--- BEGIN Supplied records ---

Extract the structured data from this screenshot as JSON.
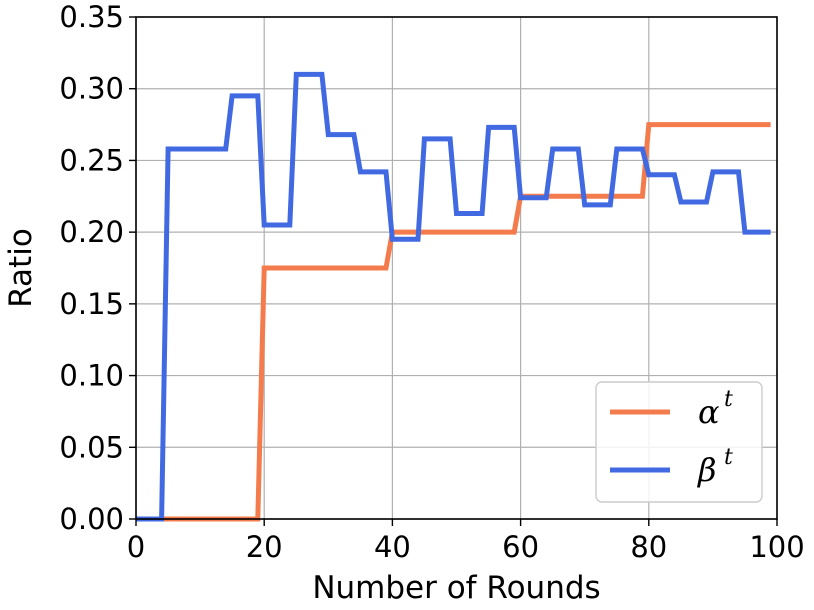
{
  "chart_data": {
    "type": "line",
    "title": "",
    "xlabel": "Number of Rounds",
    "ylabel": "Ratio",
    "xlim": [
      0,
      100
    ],
    "ylim": [
      0,
      0.35
    ],
    "x_ticks": [
      "0",
      "20",
      "40",
      "60",
      "80",
      "100"
    ],
    "y_ticks": [
      "0.00",
      "0.05",
      "0.10",
      "0.15",
      "0.20",
      "0.25",
      "0.30",
      "0.35"
    ],
    "grid": true,
    "legend_position": "lower-right",
    "series": [
      {
        "name": "α",
        "sup": "t",
        "color": "#f47c4c",
        "points": [
          [
            0,
            0
          ],
          [
            19,
            0
          ],
          [
            20,
            0.175
          ],
          [
            39,
            0.175
          ],
          [
            40,
            0.2
          ],
          [
            59,
            0.2
          ],
          [
            60,
            0.225
          ],
          [
            79,
            0.225
          ],
          [
            80,
            0.275
          ],
          [
            99,
            0.275
          ]
        ]
      },
      {
        "name": "β",
        "sup": "t",
        "color": "#4169e1",
        "points": [
          [
            0,
            0
          ],
          [
            4,
            0
          ],
          [
            5,
            0.258
          ],
          [
            14,
            0.258
          ],
          [
            15,
            0.295
          ],
          [
            19,
            0.295
          ],
          [
            20,
            0.205
          ],
          [
            24,
            0.205
          ],
          [
            25,
            0.31
          ],
          [
            29,
            0.31
          ],
          [
            30,
            0.268
          ],
          [
            34,
            0.268
          ],
          [
            35,
            0.242
          ],
          [
            39,
            0.242
          ],
          [
            40,
            0.195
          ],
          [
            44,
            0.195
          ],
          [
            45,
            0.265
          ],
          [
            49,
            0.265
          ],
          [
            50,
            0.213
          ],
          [
            54,
            0.213
          ],
          [
            55,
            0.273
          ],
          [
            59,
            0.273
          ],
          [
            60,
            0.224
          ],
          [
            64,
            0.224
          ],
          [
            65,
            0.258
          ],
          [
            69,
            0.258
          ],
          [
            70,
            0.219
          ],
          [
            74,
            0.219
          ],
          [
            75,
            0.258
          ],
          [
            79,
            0.258
          ],
          [
            80,
            0.24
          ],
          [
            84,
            0.24
          ],
          [
            85,
            0.221
          ],
          [
            89,
            0.221
          ],
          [
            90,
            0.242
          ],
          [
            94,
            0.242
          ],
          [
            95,
            0.2
          ],
          [
            99,
            0.2
          ]
        ]
      }
    ]
  }
}
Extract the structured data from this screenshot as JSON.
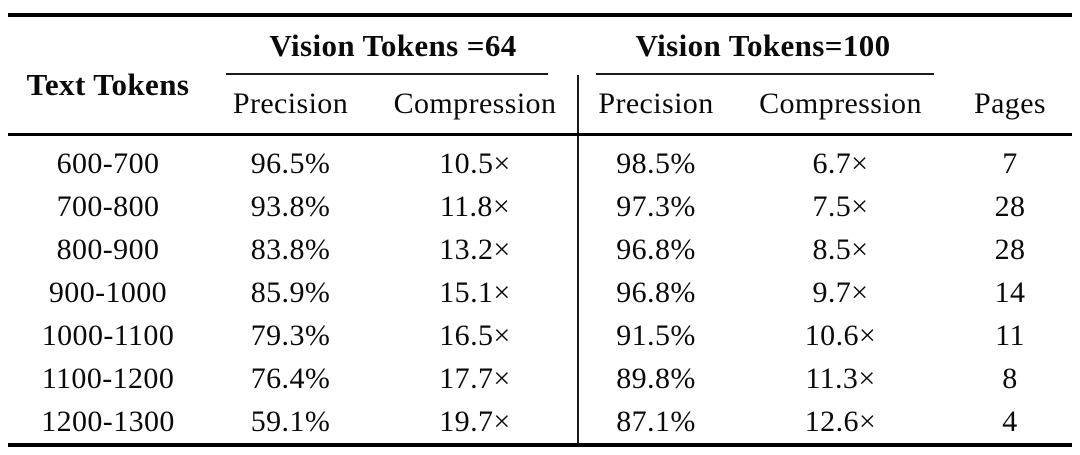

--- END Supplied records ---

Above are records with pictures; repeat the records exactly and leave the pictures out.

Extract the structured data from this screenshot as JSON.
{
  "chart_data": {
    "type": "line",
    "title": "",
    "xlabel": "Number of Rounds",
    "ylabel": "Ratio",
    "xlim": [
      0,
      100
    ],
    "ylim": [
      0,
      0.35
    ],
    "x_ticks": [
      "0",
      "20",
      "40",
      "60",
      "80",
      "100"
    ],
    "y_ticks": [
      "0.00",
      "0.05",
      "0.10",
      "0.15",
      "0.20",
      "0.25",
      "0.30",
      "0.35"
    ],
    "grid": true,
    "legend_position": "lower-right",
    "series": [
      {
        "name": "α",
        "sup": "t",
        "color": "#f47c4c",
        "points": [
          [
            0,
            0
          ],
          [
            19,
            0
          ],
          [
            20,
            0.175
          ],
          [
            39,
            0.175
          ],
          [
            40,
            0.2
          ],
          [
            59,
            0.2
          ],
          [
            60,
            0.225
          ],
          [
            79,
            0.225
          ],
          [
            80,
            0.275
          ],
          [
            99,
            0.275
          ]
        ]
      },
      {
        "name": "β",
        "sup": "t",
        "color": "#4169e1",
        "points": [
          [
            0,
            0
          ],
          [
            4,
            0
          ],
          [
            5,
            0.258
          ],
          [
            14,
            0.258
          ],
          [
            15,
            0.295
          ],
          [
            19,
            0.295
          ],
          [
            20,
            0.205
          ],
          [
            24,
            0.205
          ],
          [
            25,
            0.31
          ],
          [
            29,
            0.31
          ],
          [
            30,
            0.268
          ],
          [
            34,
            0.268
          ],
          [
            35,
            0.242
          ],
          [
            39,
            0.242
          ],
          [
            40,
            0.195
          ],
          [
            44,
            0.195
          ],
          [
            45,
            0.265
          ],
          [
            49,
            0.265
          ],
          [
            50,
            0.213
          ],
          [
            54,
            0.213
          ],
          [
            55,
            0.273
          ],
          [
            59,
            0.273
          ],
          [
            60,
            0.224
          ],
          [
            64,
            0.224
          ],
          [
            65,
            0.258
          ],
          [
            69,
            0.258
          ],
          [
            70,
            0.219
          ],
          [
            74,
            0.219
          ],
          [
            75,
            0.258
          ],
          [
            79,
            0.258
          ],
          [
            80,
            0.24
          ],
          [
            84,
            0.24
          ],
          [
            85,
            0.221
          ],
          [
            89,
            0.221
          ],
          [
            90,
            0.242
          ],
          [
            94,
            0.242
          ],
          [
            95,
            0.2
          ],
          [
            99,
            0.2
          ]
        ]
      }
    ]
  }
}
Extract the structured data from this screenshot as JSON.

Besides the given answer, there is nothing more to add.